| Task requirements |
Every line below is to be copied exactly, with the pictures left out.

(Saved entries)
________________________

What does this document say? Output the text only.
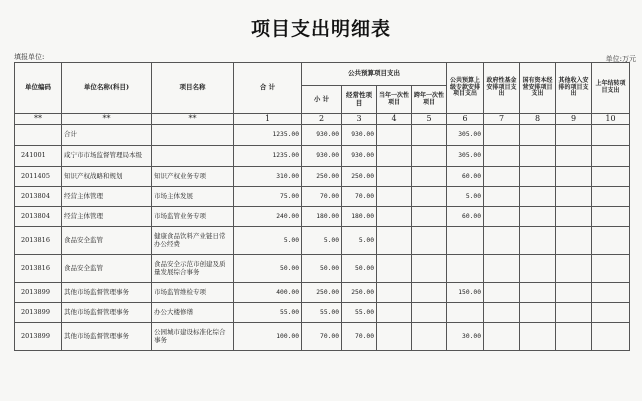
项目支出明细表
填报单位:	单位:万元
单位编码	单位名称(科目)	项目名称	合 计	公共预算项目支出				公共预算上级专款安排项目支出	政府性基金安排项目支出	国有资本经营安排项目支出	其他收入安排的项目支出	上年结转项目支出
				小 计	经常性项目	当年一次性项目	跨年一次性项目					
**	**	**	1	2	3	4	5	6	7	8	9	10
	合计		1235.00	930.00	930.00			305.00				
241001	咸宁市市场监督管理局本级		1235.00	930.00	930.00			305.00				
2011405	知识产权战略和规划	知识产权业务专项	310.00	250.00	250.00			60.00				
2013804	经营主体管理	市场主体发展	75.00	70.00	70.00			5.00				
2013804	经营主体管理	市场监管业务专项	240.00	180.00	180.00			60.00				
2013816	食品安全监管	健康食品饮料产业链日常办公经费	5.00	5.00	5.00							
2013816	食品安全监管	食品安全示范市创建及质量发展综合事务	50.00	50.00	50.00							
2013899	其他市场监督管理事务	市场监管维检专项	400.00	250.00	250.00			150.00				
2013899	其他市场监督管理事务	办公大楼修缮	55.00	55.00	55.00							
2013899	其他市场监督管理事务	公园城市建设标准化综合事务	100.00	70.00	70.00			30.00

________________________

| Exercise solution |
What does this document say? Output the text only.
项目支出明细表
填报单位:	单位:万元
单位编码	单位名称(科目)	项目名称	合 计	公共预算项目支出				公共预算上级专款安排项目支出	政府性基金安排项目支出	国有资本经营安排项目支出	其他收入安排的项目支出	上年结转项目支出
				小 计	经常性项目	当年一次性项目	跨年一次性项目					
**	**	**	1	2	3	4	5	6	7	8	9	10
	合计		1235.00	930.00	930.00			305.00				
241001	咸宁市市场监督管理局本级		1235.00	930.00	930.00			305.00				
2011405	知识产权战略和规划	知识产权业务专项	310.00	250.00	250.00			60.00				
2013804	经营主体管理	市场主体发展	75.00	70.00	70.00			5.00				
2013804	经营主体管理	市场监管业务专项	240.00	180.00	180.00			60.00				
2013816	食品安全监管	健康食品饮料产业链日常办公经费	5.00	5.00	5.00							
2013816	食品安全监管	食品安全示范市创建及质量发展综合事务	50.00	50.00	50.00							
2013899	其他市场监督管理事务	市场监管维检专项	400.00	250.00	250.00			150.00				
2013899	其他市场监督管理事务	办公大楼修缮	55.00	55.00	55.00							
2013899	其他市场监督管理事务	公园城市建设标准化综合事务	100.00	70.00	70.00			30.00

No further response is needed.